What the exercise asks: Lines holding the string "SELATAN" are the ones to copy from this listing.

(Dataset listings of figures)
(begin)

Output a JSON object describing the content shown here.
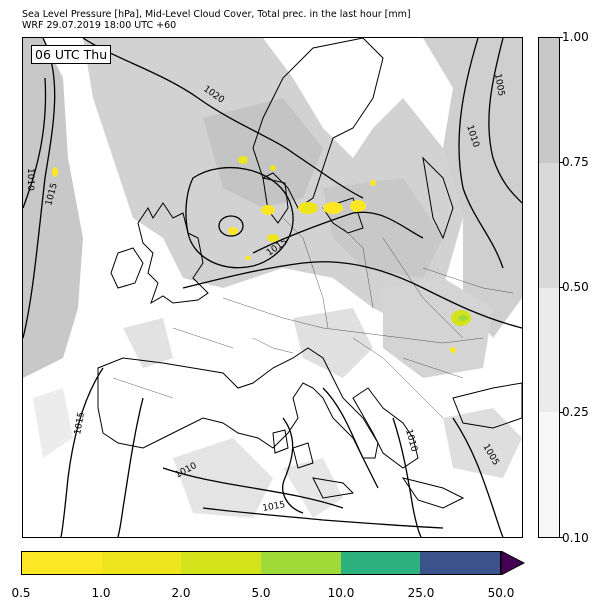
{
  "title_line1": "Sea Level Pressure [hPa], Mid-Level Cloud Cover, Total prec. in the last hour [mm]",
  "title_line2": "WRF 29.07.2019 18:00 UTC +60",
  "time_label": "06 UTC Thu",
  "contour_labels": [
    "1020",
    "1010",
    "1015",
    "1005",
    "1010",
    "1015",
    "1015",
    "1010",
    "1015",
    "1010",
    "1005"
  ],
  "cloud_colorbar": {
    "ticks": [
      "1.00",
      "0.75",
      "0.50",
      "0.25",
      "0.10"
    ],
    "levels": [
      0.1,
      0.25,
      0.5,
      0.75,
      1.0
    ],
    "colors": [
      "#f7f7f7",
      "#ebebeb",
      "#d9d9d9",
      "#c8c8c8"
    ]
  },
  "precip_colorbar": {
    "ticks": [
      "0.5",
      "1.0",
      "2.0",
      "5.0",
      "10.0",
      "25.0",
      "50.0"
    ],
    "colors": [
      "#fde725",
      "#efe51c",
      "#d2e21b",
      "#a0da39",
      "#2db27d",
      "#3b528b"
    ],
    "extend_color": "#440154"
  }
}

(end)
(begin)

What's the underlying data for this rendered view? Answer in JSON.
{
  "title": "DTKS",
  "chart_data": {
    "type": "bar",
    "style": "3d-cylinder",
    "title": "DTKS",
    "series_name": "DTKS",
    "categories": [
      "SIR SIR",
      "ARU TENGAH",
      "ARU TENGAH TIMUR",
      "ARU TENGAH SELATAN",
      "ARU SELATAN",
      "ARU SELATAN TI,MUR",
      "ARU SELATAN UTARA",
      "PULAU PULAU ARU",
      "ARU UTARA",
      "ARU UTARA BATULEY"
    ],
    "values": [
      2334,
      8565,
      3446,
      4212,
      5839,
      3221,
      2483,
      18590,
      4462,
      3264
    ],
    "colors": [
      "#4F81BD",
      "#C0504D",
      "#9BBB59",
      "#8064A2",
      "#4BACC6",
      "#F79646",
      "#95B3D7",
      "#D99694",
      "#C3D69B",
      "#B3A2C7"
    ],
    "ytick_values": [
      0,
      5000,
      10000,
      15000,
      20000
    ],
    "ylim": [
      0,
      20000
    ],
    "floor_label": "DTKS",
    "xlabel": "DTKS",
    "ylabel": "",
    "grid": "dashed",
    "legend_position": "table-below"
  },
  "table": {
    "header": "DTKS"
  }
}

(end)

Response to the exercise:
      "ARU TENGAH SELATAN",
      "ARU SELATAN",
      "ARU SELATAN TI,MUR",
      "ARU SELATAN UTARA",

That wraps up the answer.